- What to do
Quote all of the data that follows exactly as written, skipping the images.

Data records
═══

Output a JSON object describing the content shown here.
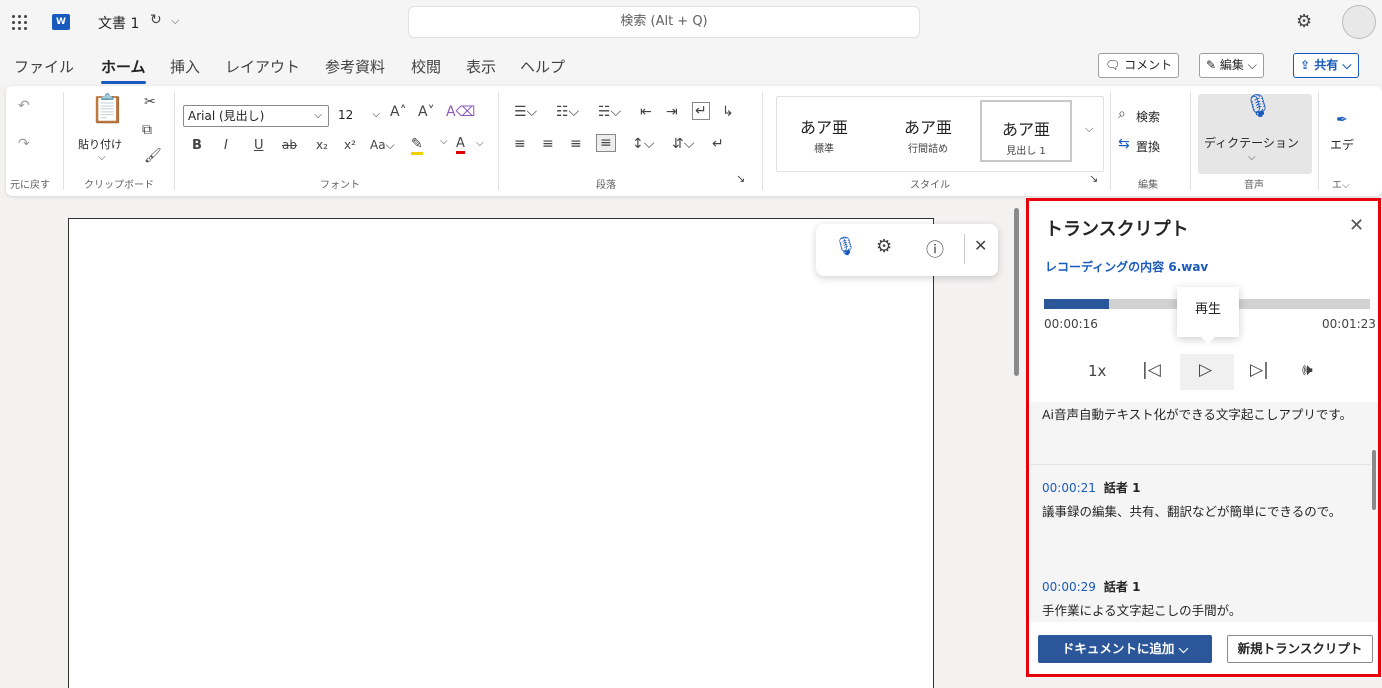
{
  "titlebar": {
    "doc_title": "文書 1",
    "search_placeholder": "検索 (Alt + Q)"
  },
  "tabs": [
    {
      "label": "ファイル"
    },
    {
      "label": "ホーム",
      "active": true
    },
    {
      "label": "挿入"
    },
    {
      "label": "レイアウト"
    },
    {
      "label": "参考資料"
    },
    {
      "label": "校閲"
    },
    {
      "label": "表示"
    },
    {
      "label": "ヘルプ"
    }
  ],
  "actions": {
    "comment": "コメント",
    "edit": "編集",
    "share": "共有"
  },
  "ribbon": {
    "undo_label": "元に戻す",
    "paste_label": "貼り付け",
    "clipboard_label": "クリップボード",
    "font_name": "Arial (見出し)",
    "font_size": "12",
    "font_label": "フォント",
    "paragraph_label": "段落",
    "styles": [
      {
        "preview": "あア亜",
        "name": "標準"
      },
      {
        "preview": "あア亜",
        "name": "行間詰め"
      },
      {
        "preview": "あア亜",
        "name": "見出し 1"
      }
    ],
    "styles_label": "スタイル",
    "search_label": "検索",
    "replace_label": "置換",
    "editing_label": "編集",
    "dictation_label": "ディクテーション",
    "voice_label": "音声",
    "editor_label": "エデ"
  },
  "transcript": {
    "title": "トランスクリプト",
    "recording_label": "レコーディングの内容 6.wav",
    "current_time": "00:00:16",
    "total_time": "00:01:23",
    "progress": 0.2,
    "tooltip": "再生",
    "speed": "1x",
    "first_text": "Ai音声自動テキスト化ができる文字起こしアプリです。",
    "entries": [
      {
        "time": "00:00:21",
        "speaker": "話者 1",
        "text": "議事録の編集、共有、翻訳などが簡単にできるので。"
      },
      {
        "time": "00:00:29",
        "speaker": "話者 1",
        "text": "手作業による文字起こしの手間が。"
      }
    ],
    "add_button": "ドキュメントに追加",
    "new_button": "新規トランスクリプト"
  },
  "colors": {
    "accent": "#185abd",
    "primary_button": "#2b579a",
    "highlight_frame": "#e8000b"
  }
}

═══

- The solution
Output a JSON object describing the content shown here.
{
  "titlebar": {
    "doc_title": "文書 1",
    "search_placeholder": "検索 (Alt + Q)"
  },
  "tabs": [
    {
      "label": "ファイル"
    },
    {
      "label": "ホーム",
      "active": true
    },
    {
      "label": "挿入"
    },
    {
      "label": "レイアウト"
    },
    {
      "label": "参考資料"
    },
    {
      "label": "校閲"
    },
    {
      "label": "表示"
    },
    {
      "label": "ヘルプ"
    }
  ],
  "actions": {
    "comment": "コメント",
    "edit": "編集",
    "share": "共有"
  },
  "ribbon": {
    "undo_label": "元に戻す",
    "paste_label": "貼り付け",
    "clipboard_label": "クリップボード",
    "font_name": "Arial (見出し)",
    "font_size": "12",
    "font_label": "フォント",
    "paragraph_label": "段落",
    "styles": [
      {
        "preview": "あア亜",
        "name": "標準"
      },
      {
        "preview": "あア亜",
        "name": "行間詰め"
      },
      {
        "preview": "あア亜",
        "name": "見出し 1"
      }
    ],
    "styles_label": "スタイル",
    "search_label": "検索",
    "replace_label": "置換",
    "editing_label": "編集",
    "dictation_label": "ディクテーション",
    "voice_label": "音声",
    "editor_label": "エデ"
  },
  "transcript": {
    "title": "トランスクリプト",
    "recording_label": "レコーディングの内容 6.wav",
    "current_time": "00:00:16",
    "total_time": "00:01:23",
    "progress": 0.2,
    "tooltip": "再生",
    "speed": "1x",
    "first_text": "Ai音声自動テキスト化ができる文字起こしアプリです。",
    "entries": [
      {
        "time": "00:00:21",
        "speaker": "話者 1",
        "text": "議事録の編集、共有、翻訳などが簡単にできるので。"
      },
      {
        "time": "00:00:29",
        "speaker": "話者 1",
        "text": "手作業による文字起こしの手間が。"
      }
    ],
    "add_button": "ドキュメントに追加",
    "new_button": "新規トランスクリプト"
  },
  "colors": {
    "accent": "#185abd",
    "primary_button": "#2b579a",
    "highlight_frame": "#e8000b"
  }
}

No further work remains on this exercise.